** begin Records shown **

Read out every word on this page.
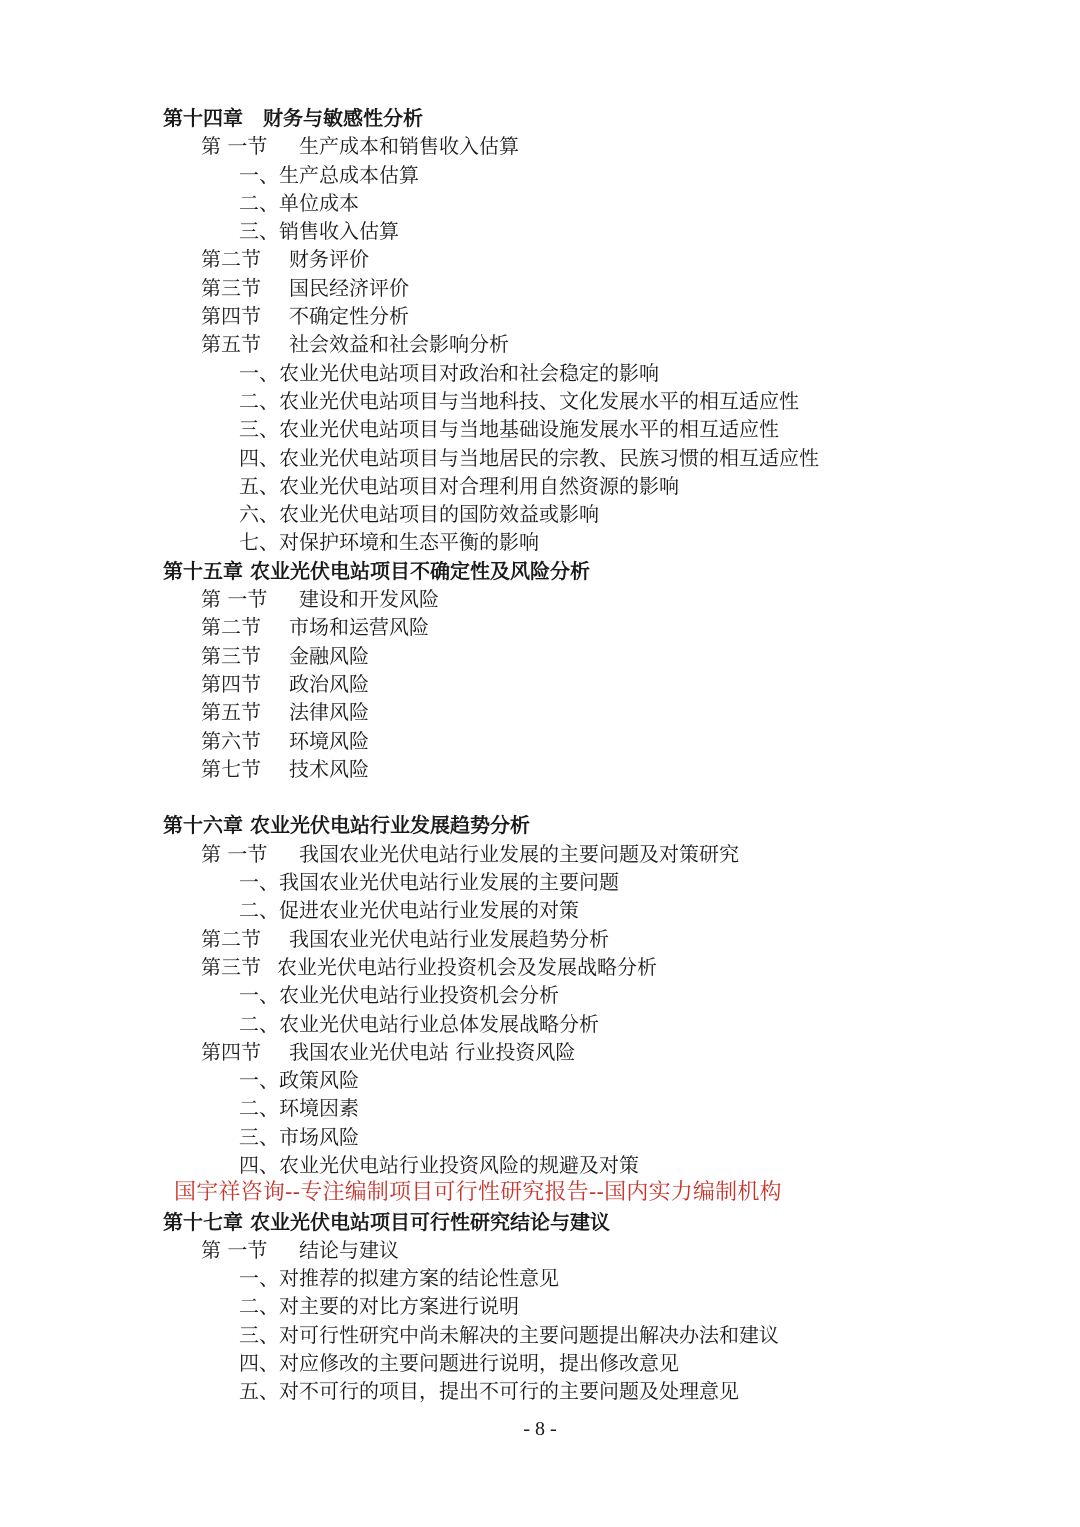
第十四章　财务与敏感性分析
第 一节 生产成本和销售收入估算
一、生产总成本估算
二、单位成本
三、销售收入估算
第二节 财务评价
第三节 国民经济评价
第四节 不确定性分析
第五节 社会效益和社会影响分析
一、农业光伏电站项目对政治和社会稳定的影响
二、农业光伏电站项目与当地科技、文化发展水平的相互适应性
三、农业光伏电站项目与当地基础设施发展水平的相互适应性
四、农业光伏电站项目与当地居民的宗教、民族习惯的相互适应性
五、农业光伏电站项目对合理利用自然资源的影响
六、农业光伏电站项目的国防效益或影响
七、对保护环境和生态平衡的影响
第十五章 农业光伏电站项目不确定性及风险分析
第 一节 建设和开发风险
第二节 市场和运营风险
第三节 金融风险
第四节 政治风险
第五节 法律风险
第六节 环境风险
第七节 技术风险
第十六章 农业光伏电站行业发展趋势分析
第 一节 我国农业光伏电站行业发展的主要问题及对策研究
一、我国农业光伏电站行业发展的主要问题
二、促进农业光伏电站行业发展的对策
第二节 我国农业光伏电站行业发展趋势分析
第三节 农业光伏电站行业投资机会及发展战略分析
一、农业光伏电站行业投资机会分析
二、农业光伏电站行业总体发展战略分析
第四节 我国农业光伏电站 行业投资风险
一、政策风险
二、环境因素
三、市场风险
四、农业光伏电站行业投资风险的规避及对策
国宇祥咨询--专注编制项目可行性研究报告--国内实力编制机构
第十七章 农业光伏电站项目可行性研究结论与建议
第 一节 结论与建议
一、对推荐的拟建方案的结论性意见
二、对主要的对比方案进行说明
三、对可行性研究中尚未解决的主要问题提出解决办法和建议
四、对应修改的主要问题进行说明，提出修改意见
五、对不可行的项目，提出不可行的主要问题及处理意见
- 8 -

** end Records shown **

__Exercise description__.
Every entry must be reproduced exactly, with the images left out.

__Solution for this problem__.
Read out every word on this page.
第十四章　财务与敏感性分析
第 一节 生产成本和销售收入估算
一、生产总成本估算
二、单位成本
三、销售收入估算
第二节 财务评价
第三节 国民经济评价
第四节 不确定性分析
第五节 社会效益和社会影响分析
一、农业光伏电站项目对政治和社会稳定的影响
二、农业光伏电站项目与当地科技、文化发展水平的相互适应性
三、农业光伏电站项目与当地基础设施发展水平的相互适应性
四、农业光伏电站项目与当地居民的宗教、民族习惯的相互适应性
五、农业光伏电站项目对合理利用自然资源的影响
六、农业光伏电站项目的国防效益或影响
七、对保护环境和生态平衡的影响
第十五章 农业光伏电站项目不确定性及风险分析
第 一节 建设和开发风险
第二节 市场和运营风险
第三节 金融风险
第四节 政治风险
第五节 法律风险
第六节 环境风险
第七节 技术风险
第十六章 农业光伏电站行业发展趋势分析
第 一节 我国农业光伏电站行业发展的主要问题及对策研究
一、我国农业光伏电站行业发展的主要问题
二、促进农业光伏电站行业发展的对策
第二节 我国农业光伏电站行业发展趋势分析
第三节 农业光伏电站行业投资机会及发展战略分析
一、农业光伏电站行业投资机会分析
二、农业光伏电站行业总体发展战略分析
第四节 我国农业光伏电站 行业投资风险
一、政策风险
二、环境因素
三、市场风险
四、农业光伏电站行业投资风险的规避及对策
国宇祥咨询--专注编制项目可行性研究报告--国内实力编制机构
第十七章 农业光伏电站项目可行性研究结论与建议
第 一节 结论与建议
一、对推荐的拟建方案的结论性意见
二、对主要的对比方案进行说明
三、对可行性研究中尚未解决的主要问题提出解决办法和建议
四、对应修改的主要问题进行说明，提出修改意见
五、对不可行的项目，提出不可行的主要问题及处理意见
- 8 -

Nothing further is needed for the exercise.